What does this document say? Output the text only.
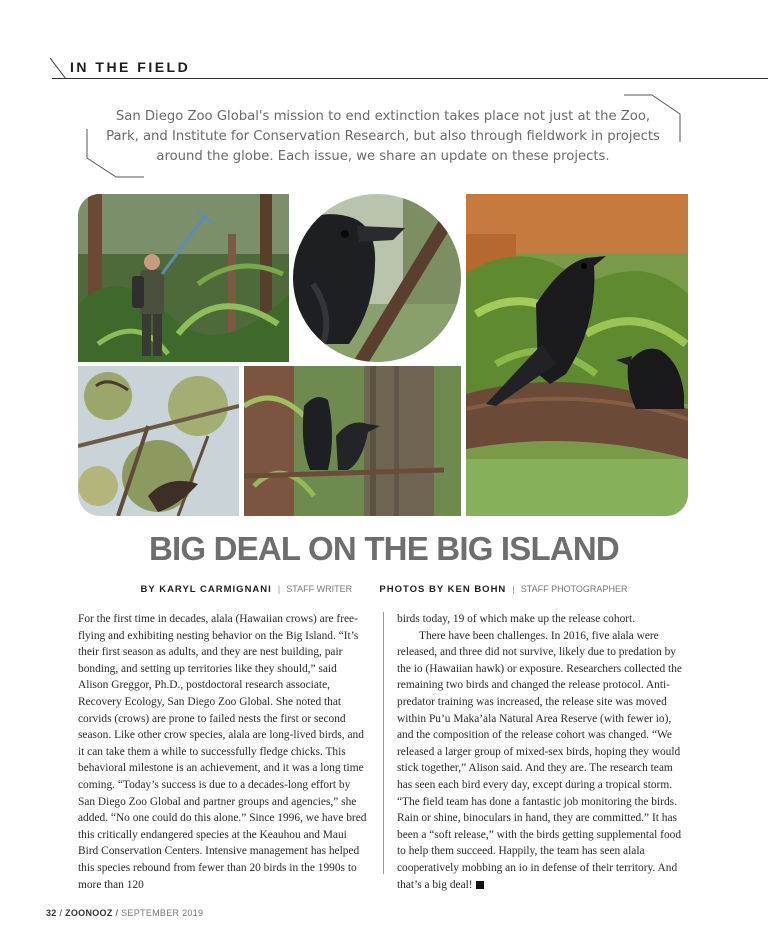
IN THE FIELD
San Diego Zoo Global's mission to end extinction takes place not just at the Zoo, Park, and Institute for Conservation Research, but also through fieldwork in projects around the globe. Each issue, we share an update on these projects.
BIG DEAL ON THE BIG ISLAND
BY KARYL CARMIGNANI | STAFF WRITER	PHOTOS BY KEN BOHN | STAFF PHOTOGRAPHER

For the first time in decades, alala (Hawaiian crows) are free-flying and exhibiting nesting behavior on the Big Island. “It’s their first season as adults, and they are nest building, pair bonding, and setting up territories like they should,” said Alison Greggor, Ph.D., postdoctoral research associate, Recovery Ecology, San Diego Zoo Global. She noted that corvids (crows) are prone to failed nests the first or second season. Like other crow species, alala are long-lived birds, and it can take them a while to successfully fledge chicks. This behavioral milestone is an achievement, and it was a long time coming. “Today’s success is due to a decades-long effort by San Diego Zoo Global and partner groups and agencies,” she added. “No one could do this alone.” Since 1996, we have bred this critically endangered species at the Keauhou and Maui Bird Conservation Centers. Intensive management has helped this species rebound from fewer than 20 birds in the 1990s to more than 120

birds today, 19 of which make up the release cohort.

There have been challenges. In 2016, five alala were released, and three did not survive, likely due to predation by the io (Hawaiian hawk) or exposure. Researchers collected the remaining two birds and changed the release protocol. Anti-predator training was increased, the release site was moved within Pu’u Maka’ala Natural Area Reserve (with fewer io), and the composition of the release cohort was changed. “We released a larger group of mixed-sex birds, hoping they would stick together,” Alison said. And they are. The research team has seen each bird every day, except during a tropical storm. “The field team has done a fantastic job monitoring the birds. Rain or shine, binoculars in hand, they are committed.” It has been a “soft release,” with the birds getting supplemental food to help them succeed. Happily, the team has seen alala cooperatively mobbing an io in defense of their territory. And that’s a big deal!

32 / ZOONOOZ / SEPTEMBER 2019
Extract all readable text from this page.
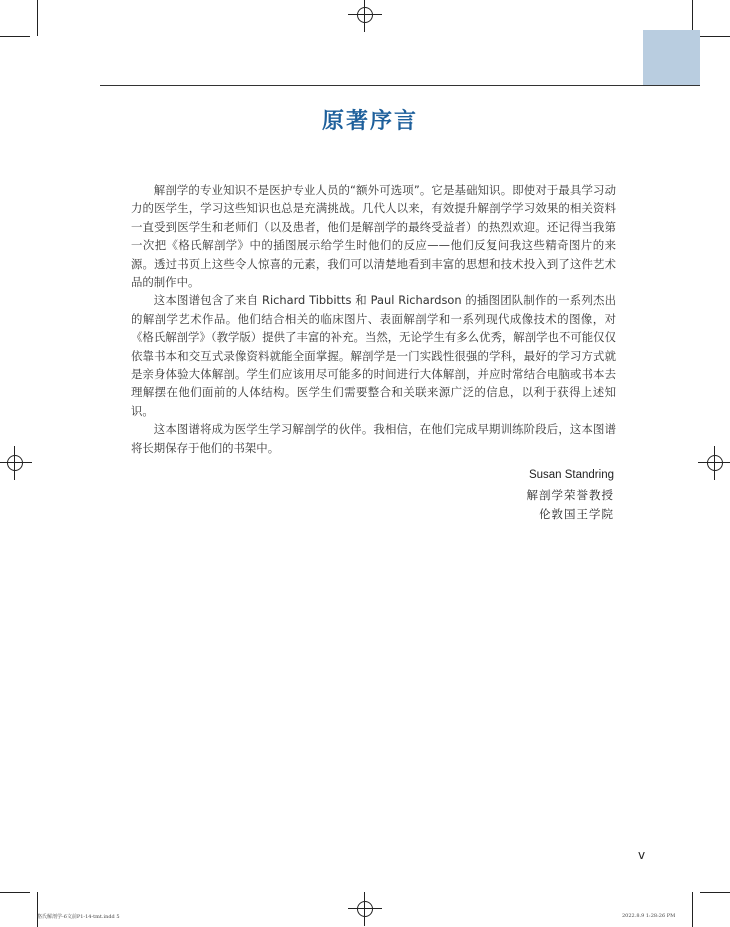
原著序言

解剖学的专业知识不是医护专业人员的“额外可选项”。它是基础知识。即使对于最具学习动力的医学生，学习这些知识也总是充满挑战。几代人以来，有效提升解剖学学习效果的相关资料一直受到医学生和老师们（以及患者，他们是解剖学的最终受益者）的热烈欢迎。还记得当我第一次把《格氏解剖学》中的插图展示给学生时他们的反应——他们反复问我这些精奇图片的来源。透过书页上这些令人惊喜的元素，我们可以清楚地看到丰富的思想和技术投入到了这件艺术品的制作中。

这本图谱包含了来自 Richard Tibbitts 和 Paul Richardson 的插图团队制作的一系列杰出的解剖学艺术作品。他们结合相关的临床图片、表面解剖学和一系列现代成像技术的图像，对《格氏解剖学》（教学版）提供了丰富的补充。当然，无论学生有多么优秀，解剖学也不可能仅仅依靠书本和交互式录像资料就能全面掌握。解剖学是一门实践性很强的学科，最好的学习方式就是亲身体验大体解剖。学生们应该用尽可能多的时间进行大体解剖，并应时常结合电脑或书本去理解摆在他们面前的人体结构。医学生们需要整合和关联来源广泛的信息，以利于获得上述知识。

这本图谱将成为医学生学习解剖学的伙伴。我相信，在他们完成早期训练阶段后，这本图谱将长期保存于他们的书架中。

Susan Standring
解剖学荣誉教授
伦敦国王学院
v
格氏解剖学-6文前P1-14-tmt.indd 5	2022.8.9 1:28:26 PM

=====

• GOAL OF THE EXERCISE
Reproduce the material word for word. Any pictures should be left out of the copy.

• RESPONSE
What does this document say? Output the text only.
IN THE FIELD
San Diego Zoo Global's mission to end extinction takes place not just at the Zoo, Park, and Institute for Conservation Research, but also through fieldwork in projects around the globe. Each issue, we share an update on these projects.
BIG DEAL ON THE BIG ISLAND
BY KARYL CARMIGNANI | STAFF WRITER	PHOTOS BY KEN BOHN | STAFF PHOTOGRAPHER

For the first time in decades, alala (Hawaiian crows) are free-flying and exhibiting nesting behavior on the Big Island. “It’s their first season as adults, and they are nest building, pair bonding, and setting up territories like they should,” said Alison Greggor, Ph.D., postdoctoral research associate, Recovery Ecology, San Diego Zoo Global. She noted that corvids (crows) are prone to failed nests the first or second season. Like other crow species, alala are long-lived birds, and it can take them a while to successfully fledge chicks. This behavioral milestone is an achievement, and it was a long time coming. “Today’s success is due to a decades-long effort by San Diego Zoo Global and partner groups and agencies,” she added. “No one could do this alone.” Since 1996, we have bred this critically endangered species at the Keauhou and Maui Bird Conservation Centers. Intensive management has helped this species rebound from fewer than 20 birds in the 1990s to more than 120

birds today, 19 of which make up the release cohort.

There have been challenges. In 2016, five alala were released, and three did not survive, likely due to predation by the io (Hawaiian hawk) or exposure. Researchers collected the remaining two birds and changed the release protocol. Anti-predator training was increased, the release site was moved within Pu’u Maka’ala Natural Area Reserve (with fewer io), and the composition of the release cohort was changed. “We released a larger group of mixed-sex birds, hoping they would stick together,” Alison said. And they are. The research team has seen each bird every day, except during a tropical storm. “The field team has done a fantastic job monitoring the birds. Rain or shine, binoculars in hand, they are committed.” It has been a “soft release,” with the birds getting supplemental food to help them succeed. Happily, the team has seen alala cooperatively mobbing an io in defense of their territory. And that’s a big deal!

32 / ZOONOOZ / SEPTEMBER 2019
Extract all readable text from this page.
原著序言

解剖学的专业知识不是医护专业人员的“额外可选项”。它是基础知识。即使对于最具学习动力的医学生，学习这些知识也总是充满挑战。几代人以来，有效提升解剖学学习效果的相关资料一直受到医学生和老师们（以及患者，他们是解剖学的最终受益者）的热烈欢迎。还记得当我第一次把《格氏解剖学》中的插图展示给学生时他们的反应——他们反复问我这些精奇图片的来源。透过书页上这些令人惊喜的元素，我们可以清楚地看到丰富的思想和技术投入到了这件艺术品的制作中。

这本图谱包含了来自 Richard Tibbitts 和 Paul Richardson 的插图团队制作的一系列杰出的解剖学艺术作品。他们结合相关的临床图片、表面解剖学和一系列现代成像技术的图像，对《格氏解剖学》（教学版）提供了丰富的补充。当然，无论学生有多么优秀，解剖学也不可能仅仅依靠书本和交互式录像资料就能全面掌握。解剖学是一门实践性很强的学科，最好的学习方式就是亲身体验大体解剖。学生们应该用尽可能多的时间进行大体解剖，并应时常结合电脑或书本去理解摆在他们面前的人体结构。医学生们需要整合和关联来源广泛的信息，以利于获得上述知识。

这本图谱将成为医学生学习解剖学的伙伴。我相信，在他们完成早期训练阶段后，这本图谱将长期保存于他们的书架中。

Susan Standring
解剖学荣誉教授
伦敦国王学院
v
格氏解剖学-6文前P1-14-tmt.indd 5	2022.8.9 1:28:26 PM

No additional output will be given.